Records about charts and figures:
=====

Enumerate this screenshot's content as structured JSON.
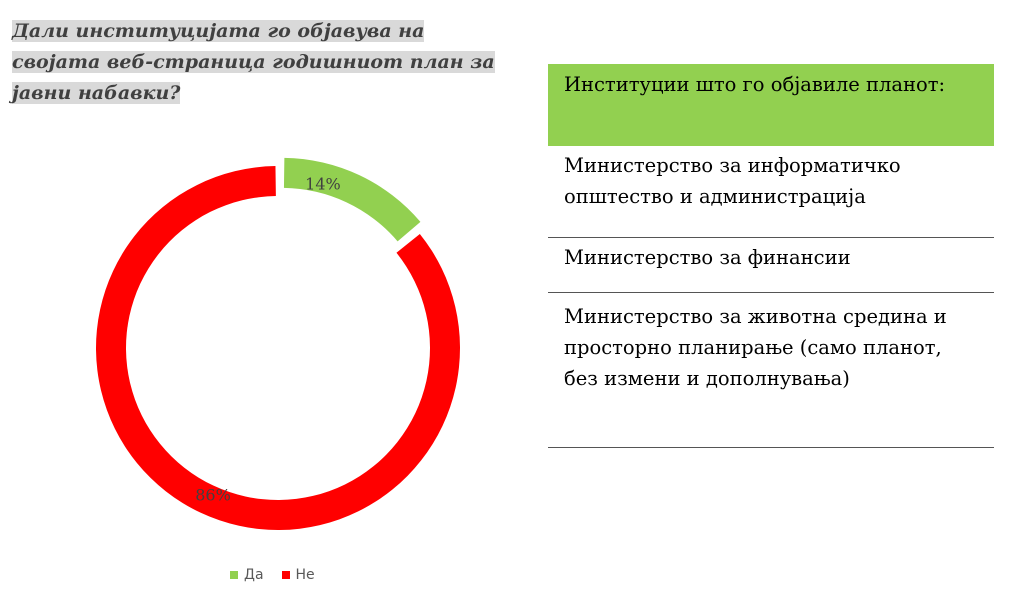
{
  "title": "Дали институцијата го објавува на својата веб-страница годишниот план за јавни набавки?",
  "chart_data": {
    "type": "pie",
    "variant": "donut",
    "categories": [
      "Да",
      "Не"
    ],
    "values": [
      14,
      86
    ],
    "labels": [
      "14%",
      "86%"
    ],
    "colors": [
      "#92d050",
      "#ff0000"
    ],
    "legend_position": "bottom"
  },
  "table": {
    "header": "Институции што го објавиле планот:",
    "header_color": "#92d050",
    "rows": [
      "Министерство за информатичко општество и администрација",
      "Министерство за финансии",
      "Министерство за животна средина и просторно планирање (само планот, без измени и дополнувања)"
    ]
  }
}
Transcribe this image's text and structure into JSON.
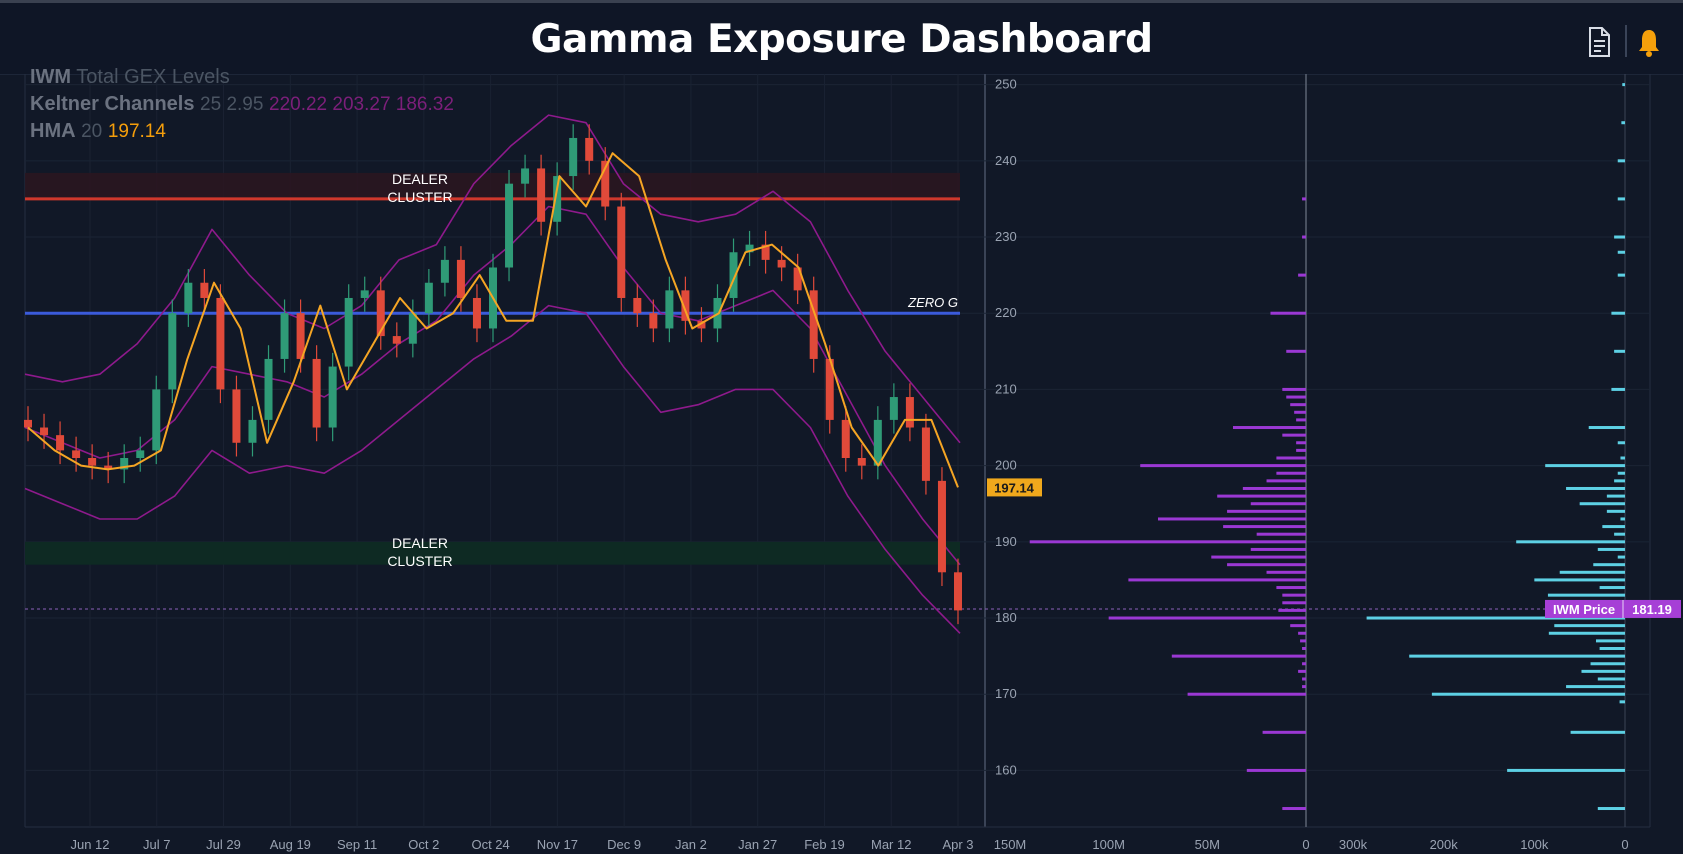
{
  "header": {
    "title": "Gamma Exposure Dashboard",
    "icons": [
      "document-icon",
      "bell-icon"
    ]
  },
  "legend": {
    "symbol": "IWM",
    "title": "Total GEX Levels",
    "keltner_label": "Keltner Channels",
    "keltner_params": "25 2.95",
    "keltner_values": "220.22 203.27 186.32",
    "hma_label": "HMA",
    "hma_param": "20",
    "hma_value": "197.14"
  },
  "annotations": {
    "dealer_cluster_top": [
      "DEALER",
      "CLUSTER"
    ],
    "dealer_cluster_bottom": [
      "DEALER",
      "CLUSTER"
    ],
    "zero_gamma": "ZERO G"
  },
  "badges": {
    "hma_price": "197.14",
    "iwm_price_label": "IWM Price",
    "iwm_price_value": "181.19"
  },
  "colors": {
    "background": "#111827",
    "keltner": "#8e1a8c",
    "hma": "#f5a524",
    "zero_gamma": "#3b5bdb",
    "dealer_top": "#d0382c",
    "dealer_bottom_zone": "#0e2a23",
    "up_candle": "#2f9b77",
    "down_candle": "#e04a3a",
    "gex_bars": "#9b38d4",
    "oi_bars": "#5dd0e4",
    "hma_badge": "#f0a81c",
    "price_badge": "#a63fd6"
  },
  "chart_data": [
    {
      "type": "line",
      "name": "price-chart",
      "x_ticks": [
        "Jun 12",
        "Jul 7",
        "Jul 29",
        "Aug 19",
        "Sep 11",
        "Oct 2",
        "Oct 24",
        "Nov 17",
        "Dec 9",
        "Jan 2",
        "Jan 27",
        "Feb 19",
        "Mar 12",
        "Apr 3"
      ],
      "y_ticks": [
        250,
        240,
        230,
        220,
        210,
        200,
        190,
        180,
        170,
        160
      ],
      "ylim": [
        155,
        251
      ],
      "levels": {
        "dealer_cluster_top": 235,
        "zero_gamma": 220,
        "dealer_cluster_bottom_range": [
          187,
          190
        ],
        "current_price": 181.19
      },
      "close": [
        205,
        204,
        202,
        201,
        200,
        199.5,
        201,
        202,
        210,
        220,
        224,
        222,
        210,
        203,
        206,
        214,
        220,
        214,
        205,
        213,
        222,
        223,
        217,
        216,
        220,
        224,
        227,
        222,
        218,
        226,
        237,
        239,
        232,
        238,
        243,
        240,
        234,
        222,
        220,
        218,
        223,
        219,
        218,
        222,
        228,
        229,
        227,
        226,
        223,
        214,
        206,
        201,
        200,
        206,
        209,
        205,
        198,
        186,
        181
      ],
      "series": [
        {
          "name": "HMA",
          "values": [
            205,
            202,
            200,
            199.5,
            200,
            202,
            214,
            224,
            218,
            203,
            211,
            221,
            210,
            216,
            222,
            218,
            220,
            225,
            219,
            219,
            238,
            234,
            241,
            238,
            227,
            218,
            220,
            228,
            229,
            226,
            216,
            205,
            200,
            206,
            206,
            197.14
          ]
        },
        {
          "name": "Keltner upper",
          "values": [
            212,
            211,
            212,
            216,
            222,
            231,
            225,
            220,
            218,
            221,
            227,
            229,
            237,
            242,
            246,
            245,
            237,
            233,
            232,
            233,
            236,
            232,
            223,
            215,
            209,
            203
          ]
        },
        {
          "name": "Keltner middle",
          "values": [
            205,
            203,
            201,
            202,
            206,
            213,
            212,
            211,
            209,
            212,
            216,
            219,
            225,
            229,
            234,
            233,
            226,
            220,
            219,
            221,
            223,
            218,
            209,
            200,
            193,
            187
          ]
        },
        {
          "name": "Keltner lower",
          "values": [
            197,
            195,
            193,
            193,
            196,
            202,
            199,
            200,
            199,
            202,
            206,
            210,
            214,
            217,
            221,
            220,
            213,
            207,
            208,
            210,
            210,
            205,
            196,
            189,
            183,
            178
          ]
        }
      ]
    },
    {
      "type": "bar",
      "name": "gex-profile",
      "x_ticks": [
        "150M",
        "100M",
        "50M",
        "0"
      ],
      "xlim": [
        0,
        150
      ],
      "strikes": [
        235,
        230,
        225,
        220,
        215,
        210,
        209,
        208,
        207,
        206,
        205,
        204,
        203,
        202,
        201,
        200,
        199,
        198,
        197,
        196,
        195,
        194,
        193,
        192,
        191,
        190,
        189,
        188,
        187,
        186,
        185,
        184,
        183,
        182,
        181,
        180,
        179,
        178,
        177,
        176,
        175,
        174,
        173,
        172,
        171,
        170,
        165,
        160,
        155
      ],
      "values": [
        2,
        2,
        4,
        18,
        10,
        12,
        10,
        8,
        6,
        5,
        37,
        12,
        5,
        5,
        15,
        84,
        15,
        20,
        32,
        45,
        28,
        40,
        75,
        42,
        25,
        140,
        28,
        48,
        40,
        20,
        90,
        15,
        12,
        12,
        14,
        100,
        8,
        4,
        3,
        2,
        68,
        2,
        4,
        2,
        2,
        60,
        22,
        30,
        12
      ]
    },
    {
      "type": "bar",
      "name": "open-interest-profile",
      "x_ticks": [
        "300k",
        "200k",
        "100k",
        "0"
      ],
      "xlim": [
        0,
        300
      ],
      "strikes": [
        250,
        245,
        240,
        235,
        230,
        228,
        225,
        220,
        215,
        210,
        205,
        203,
        201,
        200,
        199,
        198,
        197,
        196,
        195,
        194,
        193,
        192,
        191,
        190,
        189,
        188,
        187,
        186,
        185,
        184,
        183,
        182,
        181,
        180,
        179,
        178,
        177,
        176,
        175,
        174,
        173,
        172,
        171,
        170,
        169,
        165,
        160,
        155
      ],
      "values": [
        3,
        4,
        8,
        8,
        12,
        8,
        8,
        15,
        12,
        15,
        40,
        8,
        5,
        88,
        8,
        12,
        65,
        20,
        50,
        20,
        5,
        25,
        12,
        120,
        30,
        8,
        35,
        72,
        100,
        28,
        85,
        75,
        80,
        285,
        78,
        84,
        32,
        28,
        238,
        38,
        48,
        30,
        65,
        213,
        6,
        60,
        130,
        30
      ]
    }
  ]
}
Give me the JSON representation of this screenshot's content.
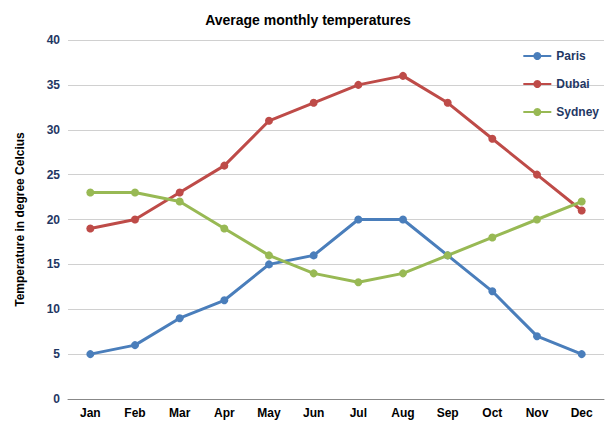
{
  "chart_data": {
    "type": "line",
    "title": "Average monthly temperatures",
    "y_label": "Temperature in degree Celcius",
    "categories": [
      "Jan",
      "Feb",
      "Mar",
      "Apr",
      "May",
      "Jun",
      "Jul",
      "Aug",
      "Sep",
      "Oct",
      "Nov",
      "Dec"
    ],
    "series": [
      {
        "name": "Paris",
        "color": "#4a7ebb",
        "values": [
          5,
          6,
          9,
          11,
          15,
          16,
          20,
          20,
          16,
          12,
          7,
          5
        ]
      },
      {
        "name": "Dubai",
        "color": "#be4b48",
        "values": [
          19,
          20,
          23,
          26,
          31,
          33,
          35,
          36,
          33,
          29,
          25,
          21
        ]
      },
      {
        "name": "Sydney",
        "color": "#98b954",
        "values": [
          23,
          23,
          22,
          19,
          16,
          14,
          13,
          14,
          16,
          18,
          20,
          22
        ]
      }
    ],
    "ylim": [
      0,
      40
    ],
    "yticks": [
      0,
      5,
      10,
      15,
      20,
      25,
      30,
      35,
      40
    ],
    "grid": true,
    "legend": "top right",
    "marker": "circle"
  }
}
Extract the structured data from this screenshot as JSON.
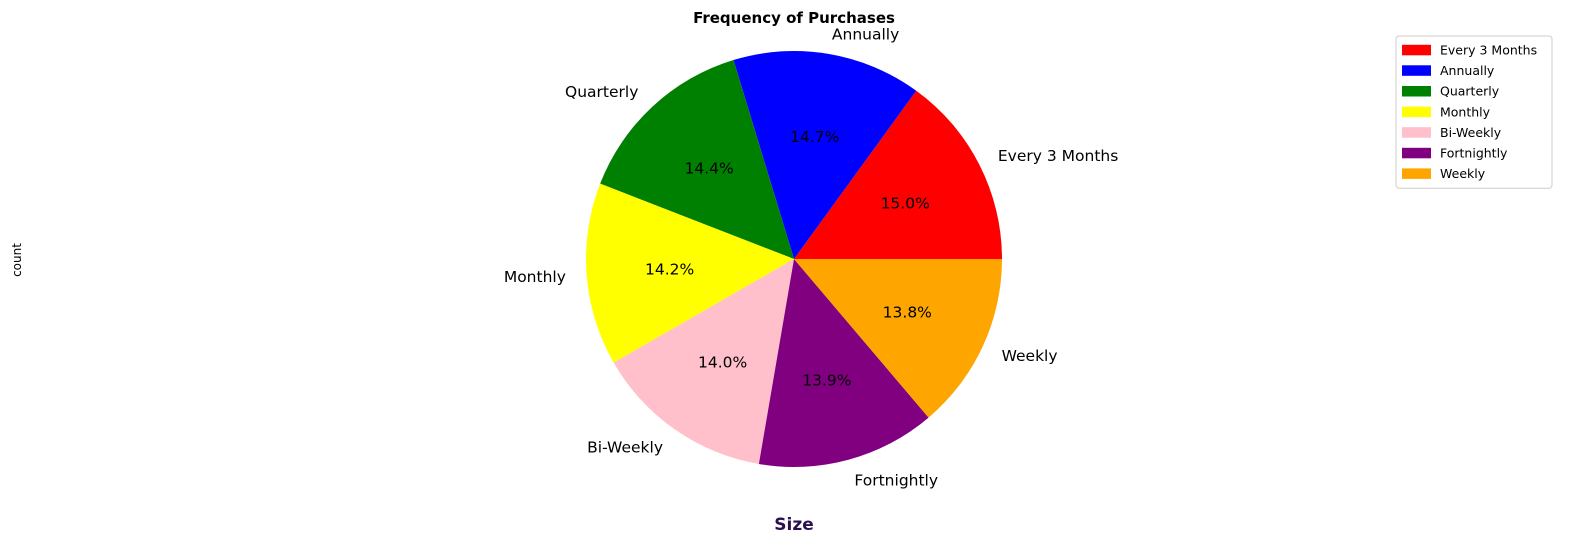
{
  "chart_data": {
    "type": "pie",
    "title": "Frequency of Purchases",
    "xlabel": "Size",
    "ylabel": "count",
    "start_angle_deg": 0,
    "direction": "counterclockwise",
    "legend_position": "top-right",
    "slices": [
      {
        "label": "Every 3 Months",
        "value": 15.0,
        "pct_label": "15.0%",
        "color": "#ff0000"
      },
      {
        "label": "Annually",
        "value": 14.7,
        "pct_label": "14.7%",
        "color": "#0000ff"
      },
      {
        "label": "Quarterly",
        "value": 14.4,
        "pct_label": "14.4%",
        "color": "#008000"
      },
      {
        "label": "Monthly",
        "value": 14.2,
        "pct_label": "14.2%",
        "color": "#ffff00"
      },
      {
        "label": "Bi-Weekly",
        "value": 14.0,
        "pct_label": "14.0%",
        "color": "#ffc0cb"
      },
      {
        "label": "Fortnightly",
        "value": 13.9,
        "pct_label": "13.9%",
        "color": "#800080"
      },
      {
        "label": "Weekly",
        "value": 13.8,
        "pct_label": "13.8%",
        "color": "#ffa500"
      }
    ]
  }
}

=====

**Problem details:** In the records above, locate each line with the word "right". Copy all such lines.

**Correct answer:**
    "legend": "top right",
    "legend_position": "top-right",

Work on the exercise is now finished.